■ Exercise description ■
Copy out each line featuring the string "JSON" from the entries beneath.

— Begin Exercise material —

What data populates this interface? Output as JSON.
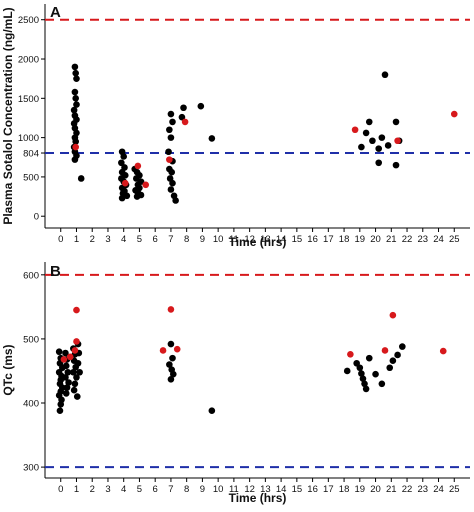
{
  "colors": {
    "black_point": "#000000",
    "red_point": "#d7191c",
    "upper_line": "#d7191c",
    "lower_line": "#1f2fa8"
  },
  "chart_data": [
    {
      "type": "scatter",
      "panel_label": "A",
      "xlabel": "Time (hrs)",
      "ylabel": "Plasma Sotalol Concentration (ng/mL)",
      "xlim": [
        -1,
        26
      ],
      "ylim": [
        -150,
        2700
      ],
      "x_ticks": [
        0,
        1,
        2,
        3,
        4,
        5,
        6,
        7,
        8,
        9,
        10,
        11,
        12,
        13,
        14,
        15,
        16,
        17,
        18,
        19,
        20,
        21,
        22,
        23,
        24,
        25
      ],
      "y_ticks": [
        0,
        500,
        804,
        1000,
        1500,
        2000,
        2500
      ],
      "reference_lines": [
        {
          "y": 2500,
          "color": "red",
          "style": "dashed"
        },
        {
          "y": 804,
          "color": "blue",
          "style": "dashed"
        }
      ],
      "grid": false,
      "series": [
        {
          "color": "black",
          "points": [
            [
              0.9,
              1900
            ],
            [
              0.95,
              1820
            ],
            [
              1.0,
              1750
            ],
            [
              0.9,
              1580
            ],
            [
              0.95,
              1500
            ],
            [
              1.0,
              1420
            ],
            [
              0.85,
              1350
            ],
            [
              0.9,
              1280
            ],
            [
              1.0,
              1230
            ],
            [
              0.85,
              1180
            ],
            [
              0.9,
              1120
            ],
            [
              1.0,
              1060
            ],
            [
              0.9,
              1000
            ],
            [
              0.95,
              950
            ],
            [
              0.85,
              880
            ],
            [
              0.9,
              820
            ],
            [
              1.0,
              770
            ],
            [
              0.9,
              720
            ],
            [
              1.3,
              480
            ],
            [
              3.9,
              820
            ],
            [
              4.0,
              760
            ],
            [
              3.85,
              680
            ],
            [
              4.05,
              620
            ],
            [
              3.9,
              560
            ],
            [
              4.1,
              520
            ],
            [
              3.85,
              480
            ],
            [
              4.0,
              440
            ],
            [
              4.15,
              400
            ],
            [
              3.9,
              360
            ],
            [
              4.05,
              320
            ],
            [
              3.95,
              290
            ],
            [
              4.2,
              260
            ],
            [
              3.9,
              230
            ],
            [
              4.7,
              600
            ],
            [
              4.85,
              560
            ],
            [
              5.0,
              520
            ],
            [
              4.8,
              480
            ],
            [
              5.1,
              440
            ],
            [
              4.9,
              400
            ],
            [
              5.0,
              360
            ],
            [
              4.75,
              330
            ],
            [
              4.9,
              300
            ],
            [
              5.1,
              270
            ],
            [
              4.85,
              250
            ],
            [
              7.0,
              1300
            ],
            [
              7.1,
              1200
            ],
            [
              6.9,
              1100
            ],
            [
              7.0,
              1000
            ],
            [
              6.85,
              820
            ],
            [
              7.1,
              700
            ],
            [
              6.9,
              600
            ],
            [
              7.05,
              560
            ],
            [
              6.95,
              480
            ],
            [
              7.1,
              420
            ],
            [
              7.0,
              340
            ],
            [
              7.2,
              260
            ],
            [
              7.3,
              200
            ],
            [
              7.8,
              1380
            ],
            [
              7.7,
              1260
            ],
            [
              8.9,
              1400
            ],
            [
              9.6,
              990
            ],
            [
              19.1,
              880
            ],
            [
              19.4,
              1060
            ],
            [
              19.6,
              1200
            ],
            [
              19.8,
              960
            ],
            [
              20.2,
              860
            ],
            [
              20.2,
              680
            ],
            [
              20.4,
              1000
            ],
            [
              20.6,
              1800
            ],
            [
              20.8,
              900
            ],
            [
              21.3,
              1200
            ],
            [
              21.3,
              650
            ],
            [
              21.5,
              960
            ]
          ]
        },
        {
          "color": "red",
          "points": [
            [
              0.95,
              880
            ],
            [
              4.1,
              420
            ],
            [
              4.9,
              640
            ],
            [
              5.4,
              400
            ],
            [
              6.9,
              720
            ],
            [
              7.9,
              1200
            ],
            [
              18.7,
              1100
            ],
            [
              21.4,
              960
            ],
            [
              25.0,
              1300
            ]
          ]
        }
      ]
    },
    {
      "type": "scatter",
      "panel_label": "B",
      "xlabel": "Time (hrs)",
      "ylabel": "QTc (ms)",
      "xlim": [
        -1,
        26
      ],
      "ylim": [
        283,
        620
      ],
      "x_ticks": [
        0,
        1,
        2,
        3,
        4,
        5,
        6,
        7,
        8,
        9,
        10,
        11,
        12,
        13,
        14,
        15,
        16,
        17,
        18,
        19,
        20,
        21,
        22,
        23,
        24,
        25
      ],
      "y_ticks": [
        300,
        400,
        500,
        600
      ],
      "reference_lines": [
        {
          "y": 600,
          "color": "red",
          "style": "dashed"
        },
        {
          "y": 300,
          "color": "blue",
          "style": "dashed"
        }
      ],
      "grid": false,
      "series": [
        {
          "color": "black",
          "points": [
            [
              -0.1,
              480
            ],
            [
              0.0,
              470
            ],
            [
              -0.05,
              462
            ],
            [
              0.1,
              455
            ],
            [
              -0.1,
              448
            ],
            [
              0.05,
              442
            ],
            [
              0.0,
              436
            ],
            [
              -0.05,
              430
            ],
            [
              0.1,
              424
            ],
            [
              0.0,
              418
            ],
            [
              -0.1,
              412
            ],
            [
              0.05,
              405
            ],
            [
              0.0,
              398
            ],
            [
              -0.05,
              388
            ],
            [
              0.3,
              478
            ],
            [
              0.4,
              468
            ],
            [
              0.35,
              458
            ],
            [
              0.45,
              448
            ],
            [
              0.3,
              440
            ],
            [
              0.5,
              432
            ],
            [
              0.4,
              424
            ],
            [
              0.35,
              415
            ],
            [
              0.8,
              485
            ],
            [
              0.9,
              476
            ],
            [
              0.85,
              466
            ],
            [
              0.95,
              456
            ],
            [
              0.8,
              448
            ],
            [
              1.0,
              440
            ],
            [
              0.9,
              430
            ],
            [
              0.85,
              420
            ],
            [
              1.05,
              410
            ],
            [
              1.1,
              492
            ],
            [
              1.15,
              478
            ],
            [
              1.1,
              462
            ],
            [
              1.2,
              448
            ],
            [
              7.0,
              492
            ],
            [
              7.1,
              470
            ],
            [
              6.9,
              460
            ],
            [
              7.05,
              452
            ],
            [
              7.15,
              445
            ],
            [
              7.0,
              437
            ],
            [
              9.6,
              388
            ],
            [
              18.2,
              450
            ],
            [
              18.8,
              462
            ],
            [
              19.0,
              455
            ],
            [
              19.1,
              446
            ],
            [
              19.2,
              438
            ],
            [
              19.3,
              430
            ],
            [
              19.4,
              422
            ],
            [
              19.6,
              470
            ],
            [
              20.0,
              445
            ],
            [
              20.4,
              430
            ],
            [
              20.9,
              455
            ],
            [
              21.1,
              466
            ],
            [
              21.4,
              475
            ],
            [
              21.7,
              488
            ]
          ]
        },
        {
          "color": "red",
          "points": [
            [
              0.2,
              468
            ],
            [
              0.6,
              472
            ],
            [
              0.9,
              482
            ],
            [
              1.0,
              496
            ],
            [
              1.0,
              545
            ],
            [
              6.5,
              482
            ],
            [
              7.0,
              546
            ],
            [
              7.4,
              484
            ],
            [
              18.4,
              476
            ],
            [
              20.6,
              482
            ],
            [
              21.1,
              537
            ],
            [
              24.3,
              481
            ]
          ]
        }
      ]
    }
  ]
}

— End Exercise material —
— Begin Exercise material —

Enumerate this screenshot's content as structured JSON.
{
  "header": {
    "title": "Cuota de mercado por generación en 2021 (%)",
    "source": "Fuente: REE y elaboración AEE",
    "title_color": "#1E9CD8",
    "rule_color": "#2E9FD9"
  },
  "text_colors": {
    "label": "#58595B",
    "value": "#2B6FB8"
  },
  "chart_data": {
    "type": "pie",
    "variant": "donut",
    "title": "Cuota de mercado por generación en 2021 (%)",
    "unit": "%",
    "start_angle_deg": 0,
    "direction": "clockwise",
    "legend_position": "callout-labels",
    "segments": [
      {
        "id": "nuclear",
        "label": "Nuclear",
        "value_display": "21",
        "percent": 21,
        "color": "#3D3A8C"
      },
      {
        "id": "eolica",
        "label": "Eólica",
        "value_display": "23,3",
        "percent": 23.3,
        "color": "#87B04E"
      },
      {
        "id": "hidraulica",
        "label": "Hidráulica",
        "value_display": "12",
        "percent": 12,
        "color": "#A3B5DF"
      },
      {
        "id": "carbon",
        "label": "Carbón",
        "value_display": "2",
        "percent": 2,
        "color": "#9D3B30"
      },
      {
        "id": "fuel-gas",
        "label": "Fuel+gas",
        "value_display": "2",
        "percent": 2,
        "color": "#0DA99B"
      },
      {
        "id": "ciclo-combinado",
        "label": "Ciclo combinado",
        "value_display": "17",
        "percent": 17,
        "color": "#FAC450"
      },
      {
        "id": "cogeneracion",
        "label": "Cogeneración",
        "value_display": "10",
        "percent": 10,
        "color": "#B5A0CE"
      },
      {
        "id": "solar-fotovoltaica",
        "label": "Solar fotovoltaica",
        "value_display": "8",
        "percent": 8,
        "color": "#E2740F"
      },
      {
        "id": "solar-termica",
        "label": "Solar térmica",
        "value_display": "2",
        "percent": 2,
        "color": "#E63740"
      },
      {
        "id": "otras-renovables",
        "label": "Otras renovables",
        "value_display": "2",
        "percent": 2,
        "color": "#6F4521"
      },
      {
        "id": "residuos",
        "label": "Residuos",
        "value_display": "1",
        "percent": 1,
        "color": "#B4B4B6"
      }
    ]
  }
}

— End Exercise material —

■ Response to the exercise ■
What data populates this interface? Output as JSON.
Enumerate this screenshot's content as structured JSON.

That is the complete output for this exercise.